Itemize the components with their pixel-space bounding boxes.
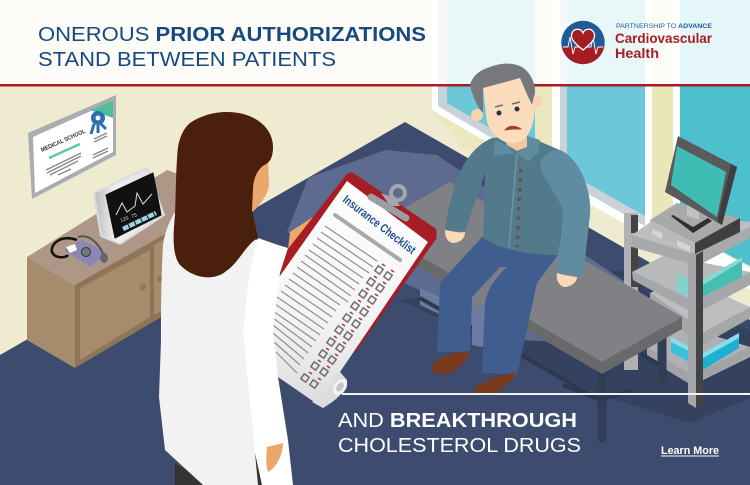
logo badge [561,21,605,64]
blue box [671,333,739,370]
trousers [175,463,210,485]
legs [437,236,558,375]
back wall [0,0,750,360]
certificate [28,95,116,199]
logo text: PARTNERSHIP TO ADVANCE [616,23,712,30]
icon: ribbon [91,111,106,134]
checklist heading bar [335,215,400,260]
logo [561,21,713,64]
header rule [0,84,750,86]
exam bench [370,182,682,438]
top shelf [632,212,750,254]
bottom caption: CHOLESTEROL DRUGS [338,435,581,457]
floor shadow under bench [400,270,750,423]
blood pressure cuff [52,236,108,267]
shirt [445,136,590,277]
certificate heading: MEDICAL SCHOOL [40,129,87,154]
doctor hand at side [266,443,283,472]
logo text [615,23,713,61]
computer monitor [665,136,737,233]
doctor [159,112,313,485]
checklist title: Insurance Checklist [340,192,419,257]
logo text: Health [615,46,659,61]
doctor sleeve [243,238,293,485]
title [38,24,426,71]
clipboard clip [371,186,406,218]
teal box [677,257,742,297]
bottom caption [338,410,581,457]
vital signs monitor: 120 [120,215,130,224]
vital signs monitor [94,168,164,244]
third shelf [650,278,750,333]
clipboard [269,174,435,408]
hands [445,230,577,287]
checklist lines [273,226,377,373]
computer base [650,203,740,254]
hair [174,112,273,277]
coat slit shadow [255,453,262,485]
equipment cart [624,136,750,408]
checkboxes [301,266,392,388]
header overlay band [0,0,750,84]
logo text: Cardiovascular [615,31,713,46]
bench lower shelf shadow [420,288,525,345]
vital signs monitor: 75 [131,212,138,220]
neck [503,130,527,151]
coat [159,205,258,485]
collar [494,136,540,162]
patient [431,64,590,395]
floor [0,122,750,485]
cabinet [27,170,190,368]
second shelf [632,255,750,298]
bottom shelf [647,325,750,383]
face [248,160,269,212]
learn more link: Learn More [661,445,719,457]
red check marks [309,264,394,380]
head [470,64,543,143]
windows [432,0,750,290]
bottom caption: AND BREAKTHROUGH [338,410,577,432]
shoes [431,351,516,395]
rug [287,150,640,345]
divider line [342,393,750,395]
title: ONEROUS PRIOR AUTHORIZATIONS [38,24,426,46]
title: STAND BETWEEN PATIENTS [38,49,336,71]
doctor hand on clipboard [288,217,313,250]
paper roll [312,372,350,408]
front post [688,251,703,408]
checklist paper [269,181,428,408]
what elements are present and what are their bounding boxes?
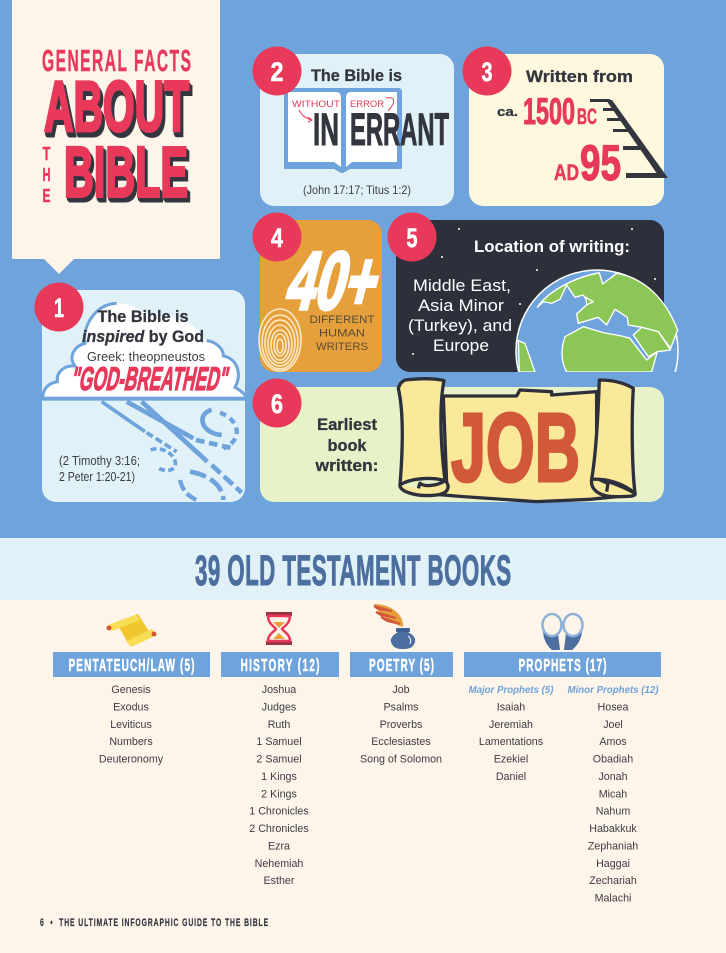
scroll illustration [398, 379, 635, 502]
list: pentateuch books: Exodus [113, 701, 149, 713]
column header: prophets [464, 652, 661, 677]
list: major prophets: Daniel [496, 771, 526, 783]
list: minor prophets: Joel [603, 719, 623, 731]
list: history books: Ezra [268, 840, 290, 852]
panel 6: earliest book [252, 378, 664, 502]
badge 4 [252, 212, 302, 262]
list: pentateuch books: Leviticus [110, 719, 152, 731]
list: minor prophets: Minor Prophets (12) [568, 684, 659, 696]
locations: (Turkey), and [408, 316, 512, 335]
list: major prophets: Lamentations [479, 736, 543, 748]
label [314, 415, 378, 475]
without error handwriting [292, 98, 394, 122]
heading: inspired by God [82, 327, 204, 346]
background: cream lower section [0, 600, 726, 953]
inerrant: IN [313, 104, 339, 155]
end date: AD [554, 160, 579, 185]
list: poetry books: Song of Solomon [360, 754, 442, 766]
cloud illustration [42, 303, 247, 401]
list: poetry books: Psalms [383, 701, 419, 713]
different human writers [310, 314, 375, 353]
greek term: Greek: theopneustos [87, 349, 205, 364]
badge 1 [34, 282, 84, 332]
list: poetry books: Ecclesiastes [371, 736, 431, 748]
list: major prophets: Major Prophets (5) [468, 684, 554, 696]
icon: fingerprint [259, 309, 301, 371]
list: pentateuch books: Genesis [111, 684, 151, 696]
list: minor prophets: Jonah [598, 771, 628, 783]
panel 3: written from [462, 46, 668, 206]
without error handwriting: ERROR [350, 99, 384, 110]
list: poetry books [360, 684, 442, 766]
title: bible [64, 134, 191, 217]
title: bible: BIBLE [66, 137, 190, 216]
title: general facts: GENERAL FACTS [42, 44, 191, 79]
list: history books: Esther [264, 875, 295, 887]
locations: Middle East, [413, 276, 511, 295]
list: history books: Joshua [262, 684, 296, 696]
title panel [12, 0, 220, 274]
badge 1: 1 [54, 293, 64, 323]
list: minor prophets: Zephaniah [588, 840, 638, 852]
title: about: ABOUT [45, 71, 190, 150]
title: about: ABOUT [46, 72, 191, 152]
open book icon [284, 88, 402, 173]
different human writers: HUMAN [319, 328, 365, 340]
column header: history [221, 652, 339, 677]
list: history books: 1 Kings [261, 771, 297, 783]
list: minor prophets: Hosea [598, 701, 628, 713]
column header: poetry: POETRY (5) [369, 656, 434, 676]
list: history books: 1 Chronicles [249, 806, 309, 818]
list: minor prophets [568, 684, 659, 904]
timeline ruler [590, 99, 668, 178]
wind lines [102, 402, 242, 500]
stars [412, 228, 656, 355]
list: history books: 2 Chronicles [249, 823, 309, 835]
title: the: T [42, 144, 50, 164]
title: about: ABOUT [44, 68, 189, 147]
badge 3: 3 [482, 57, 492, 87]
inerrant [313, 104, 449, 155]
panel 2: inerrant [252, 46, 454, 206]
heading: Location of writing: [474, 237, 630, 256]
column header: pentateuch [53, 652, 210, 677]
list: poetry books: Proverbs [380, 719, 422, 731]
heading: The Bible is [98, 307, 188, 326]
start date: 1500 [523, 91, 575, 132]
list: minor prophets: Haggai [596, 858, 630, 870]
references [59, 454, 140, 484]
list: history books: Judges [262, 701, 296, 713]
list: pentateuch books: Numbers [109, 736, 153, 748]
badge 2 [252, 46, 302, 96]
list: history books [249, 684, 309, 887]
heading: The Bible is [311, 66, 402, 85]
job: JOB [451, 393, 580, 502]
column header: pentateuch: PENTATEUCH/LAW (5) [69, 656, 195, 676]
inerrant: ERRANT [350, 104, 449, 155]
list: poetry books: Job [392, 684, 410, 696]
list: minor prophets: Malachi [595, 892, 631, 904]
heading: Written from [526, 67, 633, 86]
title: bible: BIBLE [67, 138, 191, 217]
end date: 95 [580, 135, 621, 191]
list: history books: Ruth [268, 719, 290, 731]
icon: scroll [106, 614, 157, 647]
badge 3 [462, 46, 512, 96]
list: history books: 1 Samuel [256, 736, 302, 748]
badge 4: 4 [271, 223, 283, 253]
title: the: H [42, 165, 50, 185]
start date: ca. [497, 104, 518, 119]
references: (2 Timothy 3:16; [59, 454, 140, 468]
god-breathed: "GOD-BREATHED" [68, 361, 232, 398]
list: history books: 2 Samuel [256, 754, 302, 766]
list: major prophets: Jeremiah [489, 719, 533, 731]
list: minor prophets: Micah [599, 788, 627, 800]
column header: history: HISTORY (12) [241, 656, 320, 676]
heading [82, 307, 204, 346]
icon: quill and inkwell [374, 604, 415, 649]
start date: BC [577, 104, 597, 129]
label: Earliest [317, 415, 377, 434]
start date [497, 91, 597, 132]
badge 5: 5 [406, 223, 418, 253]
badge 6: 6 [271, 389, 283, 419]
different human writers: DIFFERENT [310, 314, 375, 326]
list: history books: Nehemiah [255, 858, 303, 870]
without error handwriting: WITHOUT [292, 99, 340, 110]
title: the: E [42, 186, 50, 206]
list: minor prophets: Habakkuk [589, 823, 637, 835]
background: pale blue heading band [0, 538, 726, 600]
panel 1: inspired by God [34, 282, 247, 502]
list: major prophets: Isaiah [497, 701, 525, 713]
background: blue upper section [0, 0, 726, 538]
title: about: ABOUT [47, 73, 192, 152]
icon: hourglass [266, 612, 292, 645]
badge 5 [388, 212, 436, 262]
list: minor prophets: Obadiah [593, 754, 633, 766]
title: bible: BIBLE [65, 136, 189, 215]
label: book [328, 436, 367, 455]
panel 5: location [388, 212, 679, 372]
title: bible: BIBLE [64, 134, 188, 212]
column header: prophets: PROPHETS (17) [519, 656, 607, 676]
globe [515, 269, 679, 372]
footer: 6 • THE ULTIMATE INFOGRAPHIC GUIDE TO THE BIBLE [40, 916, 268, 928]
locations: Europe [433, 336, 489, 355]
40+: 40+ [279, 235, 390, 327]
section heading: 39 OLD TESTAMENT BOOKS [195, 547, 511, 595]
locations: Asia Minor [418, 296, 504, 315]
different human writers: WRITERS [316, 341, 368, 353]
label: written: [314, 456, 378, 475]
references: 2 Peter 1:20-21) [59, 470, 135, 484]
icon: binoculars [542, 614, 582, 650]
list: minor prophets: Zechariah [589, 875, 637, 887]
locations [408, 276, 512, 355]
list: minor prophets: Nahum [596, 806, 630, 818]
badge 6 [252, 378, 302, 428]
list: minor prophets: Amos [599, 736, 627, 748]
title: about [44, 68, 192, 152]
panel 4: writers [252, 212, 390, 372]
column header: poetry [350, 652, 453, 677]
list: major prophets [468, 684, 554, 783]
list: history books: 2 Kings [261, 788, 297, 800]
list: major prophets: Ezekiel [494, 754, 528, 766]
reference: (John 17:17; Titus 1:2) [303, 183, 411, 197]
list: pentateuch books: Deuteronomy [99, 754, 164, 766]
title: the [42, 144, 50, 206]
list: pentateuch books [99, 684, 164, 766]
end date [554, 135, 621, 191]
badge 2: 2 [270, 57, 284, 87]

**What this task involves**
Your answer should be a single number: how many lines of the material contain "start".

**Task output**
4